Input rows:

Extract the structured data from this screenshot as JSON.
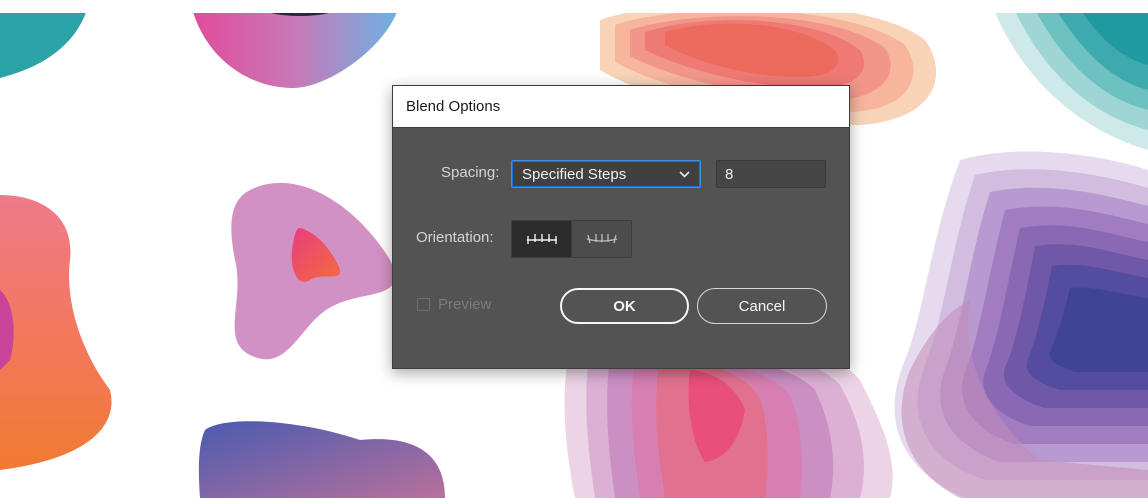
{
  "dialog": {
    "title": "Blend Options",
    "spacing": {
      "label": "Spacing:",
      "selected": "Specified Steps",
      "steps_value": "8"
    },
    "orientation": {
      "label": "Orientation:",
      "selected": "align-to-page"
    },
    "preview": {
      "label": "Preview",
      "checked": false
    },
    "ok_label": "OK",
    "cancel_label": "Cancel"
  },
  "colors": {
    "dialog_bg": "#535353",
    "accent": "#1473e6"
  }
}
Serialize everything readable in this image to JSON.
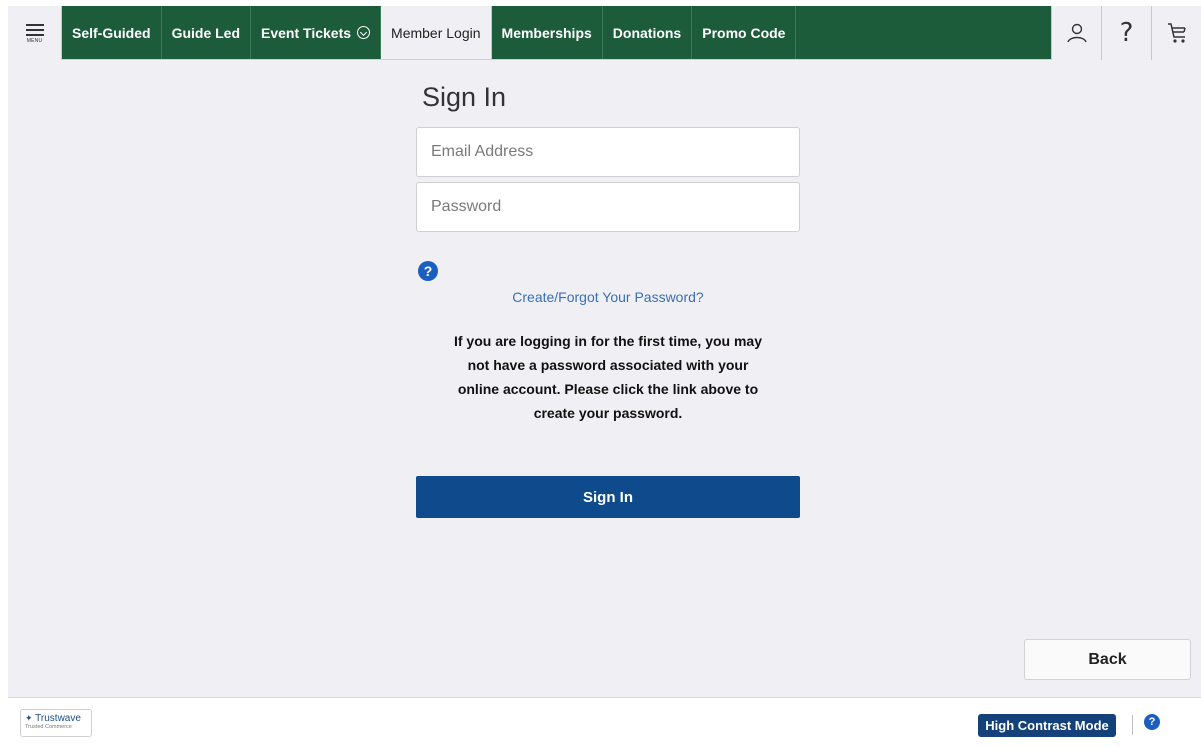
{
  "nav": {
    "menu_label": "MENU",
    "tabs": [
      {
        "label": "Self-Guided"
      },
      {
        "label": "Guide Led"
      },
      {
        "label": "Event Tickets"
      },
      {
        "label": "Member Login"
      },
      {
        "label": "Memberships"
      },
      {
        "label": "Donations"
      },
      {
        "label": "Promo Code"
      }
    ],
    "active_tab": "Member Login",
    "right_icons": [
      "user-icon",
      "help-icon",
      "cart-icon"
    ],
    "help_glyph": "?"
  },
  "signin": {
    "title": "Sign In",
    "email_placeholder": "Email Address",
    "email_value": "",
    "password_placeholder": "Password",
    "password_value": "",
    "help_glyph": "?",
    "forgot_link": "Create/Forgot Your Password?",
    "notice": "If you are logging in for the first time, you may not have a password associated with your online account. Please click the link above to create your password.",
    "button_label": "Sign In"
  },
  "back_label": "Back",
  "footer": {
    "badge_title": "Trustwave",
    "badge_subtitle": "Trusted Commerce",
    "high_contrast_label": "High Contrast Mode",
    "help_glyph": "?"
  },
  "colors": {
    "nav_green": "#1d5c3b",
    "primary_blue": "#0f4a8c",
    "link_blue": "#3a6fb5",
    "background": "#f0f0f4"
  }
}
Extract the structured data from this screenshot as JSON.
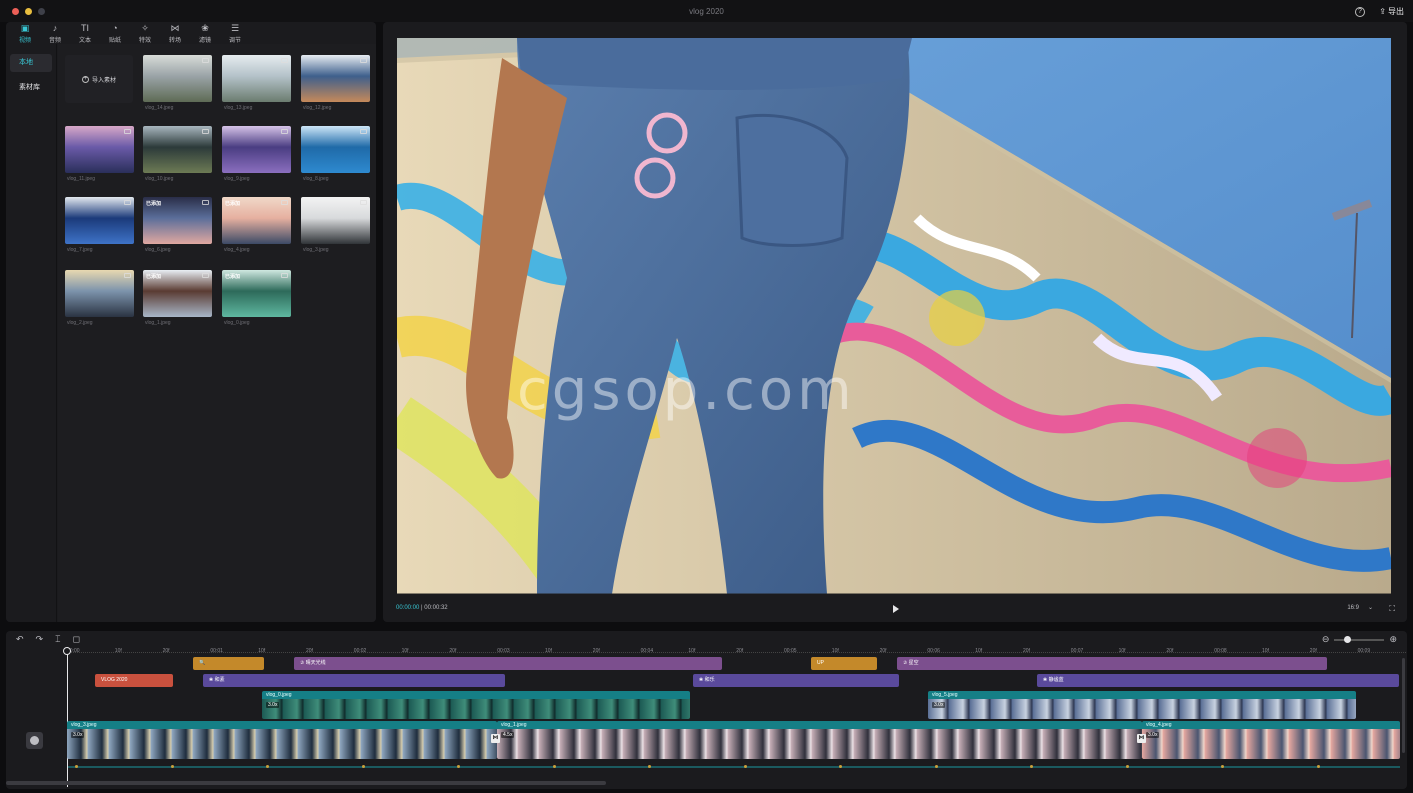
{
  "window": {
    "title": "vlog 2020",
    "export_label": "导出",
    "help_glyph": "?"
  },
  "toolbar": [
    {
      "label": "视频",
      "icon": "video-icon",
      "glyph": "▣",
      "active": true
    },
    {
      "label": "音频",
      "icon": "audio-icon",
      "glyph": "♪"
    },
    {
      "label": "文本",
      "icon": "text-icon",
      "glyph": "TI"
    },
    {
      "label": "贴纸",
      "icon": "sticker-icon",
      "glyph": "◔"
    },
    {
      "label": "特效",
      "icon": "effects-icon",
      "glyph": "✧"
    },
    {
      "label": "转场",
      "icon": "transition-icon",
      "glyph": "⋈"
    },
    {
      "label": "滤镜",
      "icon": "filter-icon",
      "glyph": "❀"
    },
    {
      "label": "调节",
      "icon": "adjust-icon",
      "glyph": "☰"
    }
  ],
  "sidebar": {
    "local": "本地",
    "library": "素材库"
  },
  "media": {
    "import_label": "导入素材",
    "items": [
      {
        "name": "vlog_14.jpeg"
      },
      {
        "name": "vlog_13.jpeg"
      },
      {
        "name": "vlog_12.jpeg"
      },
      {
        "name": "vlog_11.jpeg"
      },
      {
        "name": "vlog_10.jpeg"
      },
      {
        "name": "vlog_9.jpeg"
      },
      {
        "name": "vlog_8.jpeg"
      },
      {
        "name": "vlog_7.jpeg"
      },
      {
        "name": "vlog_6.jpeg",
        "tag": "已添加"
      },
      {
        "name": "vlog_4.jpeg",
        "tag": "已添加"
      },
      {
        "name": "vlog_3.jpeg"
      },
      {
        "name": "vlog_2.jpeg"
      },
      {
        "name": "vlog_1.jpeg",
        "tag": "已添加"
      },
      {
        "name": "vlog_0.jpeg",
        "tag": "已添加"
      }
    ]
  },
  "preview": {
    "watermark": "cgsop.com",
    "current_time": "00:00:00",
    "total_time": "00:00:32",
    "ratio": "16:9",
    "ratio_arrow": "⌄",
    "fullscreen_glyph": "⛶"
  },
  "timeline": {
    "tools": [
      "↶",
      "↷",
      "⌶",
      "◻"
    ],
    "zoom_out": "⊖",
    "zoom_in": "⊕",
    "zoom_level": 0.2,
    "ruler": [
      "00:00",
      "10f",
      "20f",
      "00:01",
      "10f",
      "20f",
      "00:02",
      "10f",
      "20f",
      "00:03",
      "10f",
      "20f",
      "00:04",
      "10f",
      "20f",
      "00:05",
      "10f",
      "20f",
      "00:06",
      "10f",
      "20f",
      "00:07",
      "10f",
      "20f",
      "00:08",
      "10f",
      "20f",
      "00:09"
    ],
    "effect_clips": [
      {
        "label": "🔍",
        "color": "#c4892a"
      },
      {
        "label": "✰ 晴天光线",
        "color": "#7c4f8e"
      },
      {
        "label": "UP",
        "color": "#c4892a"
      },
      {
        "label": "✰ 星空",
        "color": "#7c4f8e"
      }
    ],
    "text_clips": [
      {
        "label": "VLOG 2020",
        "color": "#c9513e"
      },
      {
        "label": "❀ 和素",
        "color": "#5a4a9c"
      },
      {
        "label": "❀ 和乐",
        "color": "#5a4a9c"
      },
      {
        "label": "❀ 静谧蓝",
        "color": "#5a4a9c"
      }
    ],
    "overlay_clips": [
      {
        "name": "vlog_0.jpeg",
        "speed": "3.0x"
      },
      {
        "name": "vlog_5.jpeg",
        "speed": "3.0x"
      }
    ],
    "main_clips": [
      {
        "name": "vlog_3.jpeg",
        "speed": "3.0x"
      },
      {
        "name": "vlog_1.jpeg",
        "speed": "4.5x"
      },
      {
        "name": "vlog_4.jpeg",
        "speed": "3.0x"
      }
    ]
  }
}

What you need to do:
Print each line of the material above exactly, with the pictures removed from your copy.

Exercise result:
Extract the structured data from this screenshot as JSON.
{
  "dialog": {
    "title": "Blend Options",
    "spacing": {
      "label": "Spacing:",
      "selected": "Specified Steps",
      "steps_value": "8"
    },
    "orientation": {
      "label": "Orientation:",
      "selected": "align-to-page"
    },
    "preview": {
      "label": "Preview",
      "checked": false
    },
    "ok_label": "OK",
    "cancel_label": "Cancel"
  },
  "colors": {
    "dialog_bg": "#535353",
    "accent": "#1473e6"
  }
}
Serialize everything readable in this image to JSON.
{
  "nav": {
    "menu_label": "MENU",
    "tabs": [
      {
        "label": "Self-Guided"
      },
      {
        "label": "Guide Led"
      },
      {
        "label": "Event Tickets"
      },
      {
        "label": "Member Login"
      },
      {
        "label": "Memberships"
      },
      {
        "label": "Donations"
      },
      {
        "label": "Promo Code"
      }
    ],
    "active_tab": "Member Login",
    "right_icons": [
      "user-icon",
      "help-icon",
      "cart-icon"
    ],
    "help_glyph": "?"
  },
  "signin": {
    "title": "Sign In",
    "email_placeholder": "Email Address",
    "email_value": "",
    "password_placeholder": "Password",
    "password_value": "",
    "help_glyph": "?",
    "forgot_link": "Create/Forgot Your Password?",
    "notice": "If you are logging in for the first time, you may not have a password associated with your online account. Please click the link above to create your password.",
    "button_label": "Sign In"
  },
  "back_label": "Back",
  "footer": {
    "badge_title": "Trustwave",
    "badge_subtitle": "Trusted Commerce",
    "high_contrast_label": "High Contrast Mode",
    "help_glyph": "?"
  },
  "colors": {
    "nav_green": "#1d5c3b",
    "primary_blue": "#0f4a8c",
    "link_blue": "#3a6fb5",
    "background": "#f0f0f4"
  }
}
Extract the structured data from this screenshot as JSON.
{
  "window": {
    "title": "vlog 2020",
    "export_label": "导出",
    "help_glyph": "?"
  },
  "toolbar": [
    {
      "label": "视频",
      "icon": "video-icon",
      "glyph": "▣",
      "active": true
    },
    {
      "label": "音频",
      "icon": "audio-icon",
      "glyph": "♪"
    },
    {
      "label": "文本",
      "icon": "text-icon",
      "glyph": "TI"
    },
    {
      "label": "贴纸",
      "icon": "sticker-icon",
      "glyph": "◔"
    },
    {
      "label": "特效",
      "icon": "effects-icon",
      "glyph": "✧"
    },
    {
      "label": "转场",
      "icon": "transition-icon",
      "glyph": "⋈"
    },
    {
      "label": "滤镜",
      "icon": "filter-icon",
      "glyph": "❀"
    },
    {
      "label": "调节",
      "icon": "adjust-icon",
      "glyph": "☰"
    }
  ],
  "sidebar": {
    "local": "本地",
    "library": "素材库"
  },
  "media": {
    "import_label": "导入素材",
    "items": [
      {
        "name": "vlog_14.jpeg"
      },
      {
        "name": "vlog_13.jpeg"
      },
      {
        "name": "vlog_12.jpeg"
      },
      {
        "name": "vlog_11.jpeg"
      },
      {
        "name": "vlog_10.jpeg"
      },
      {
        "name": "vlog_9.jpeg"
      },
      {
        "name": "vlog_8.jpeg"
      },
      {
        "name": "vlog_7.jpeg"
      },
      {
        "name": "vlog_6.jpeg",
        "tag": "已添加"
      },
      {
        "name": "vlog_4.jpeg",
        "tag": "已添加"
      },
      {
        "name": "vlog_3.jpeg"
      },
      {
        "name": "vlog_2.jpeg"
      },
      {
        "name": "vlog_1.jpeg",
        "tag": "已添加"
      },
      {
        "name": "vlog_0.jpeg",
        "tag": "已添加"
      }
    ]
  },
  "preview": {
    "watermark": "cgsop.com",
    "current_time": "00:00:00",
    "total_time": "00:00:32",
    "ratio": "16:9",
    "ratio_arrow": "⌄",
    "fullscreen_glyph": "⛶"
  },
  "timeline": {
    "tools": [
      "↶",
      "↷",
      "⌶",
      "◻"
    ],
    "zoom_out": "⊖",
    "zoom_in": "⊕",
    "zoom_level": 0.2,
    "ruler": [
      "00:00",
      "10f",
      "20f",
      "00:01",
      "10f",
      "20f",
      "00:02",
      "10f",
      "20f",
      "00:03",
      "10f",
      "20f",
      "00:04",
      "10f",
      "20f",
      "00:05",
      "10f",
      "20f",
      "00:06",
      "10f",
      "20f",
      "00:07",
      "10f",
      "20f",
      "00:08",
      "10f",
      "20f",
      "00:09"
    ],
    "effect_clips": [
      {
        "label": "🔍",
        "color": "#c4892a"
      },
      {
        "label": "✰ 晴天光线",
        "color": "#7c4f8e"
      },
      {
        "label": "UP",
        "color": "#c4892a"
      },
      {
        "label": "✰ 星空",
        "color": "#7c4f8e"
      }
    ],
    "text_clips": [
      {
        "label": "VLOG 2020",
        "color": "#c9513e"
      },
      {
        "label": "❀ 和素",
        "color": "#5a4a9c"
      },
      {
        "label": "❀ 和乐",
        "color": "#5a4a9c"
      },
      {
        "label": "❀ 静谧蓝",
        "color": "#5a4a9c"
      }
    ],
    "overlay_clips": [
      {
        "name": "vlog_0.jpeg",
        "speed": "3.0x"
      },
      {
        "name": "vlog_5.jpeg",
        "speed": "3.0x"
      }
    ],
    "main_clips": [
      {
        "name": "vlog_3.jpeg",
        "speed": "3.0x"
      },
      {
        "name": "vlog_1.jpeg",
        "speed": "4.5x"
      },
      {
        "name": "vlog_4.jpeg",
        "speed": "3.0x"
      }
    ]
  }
}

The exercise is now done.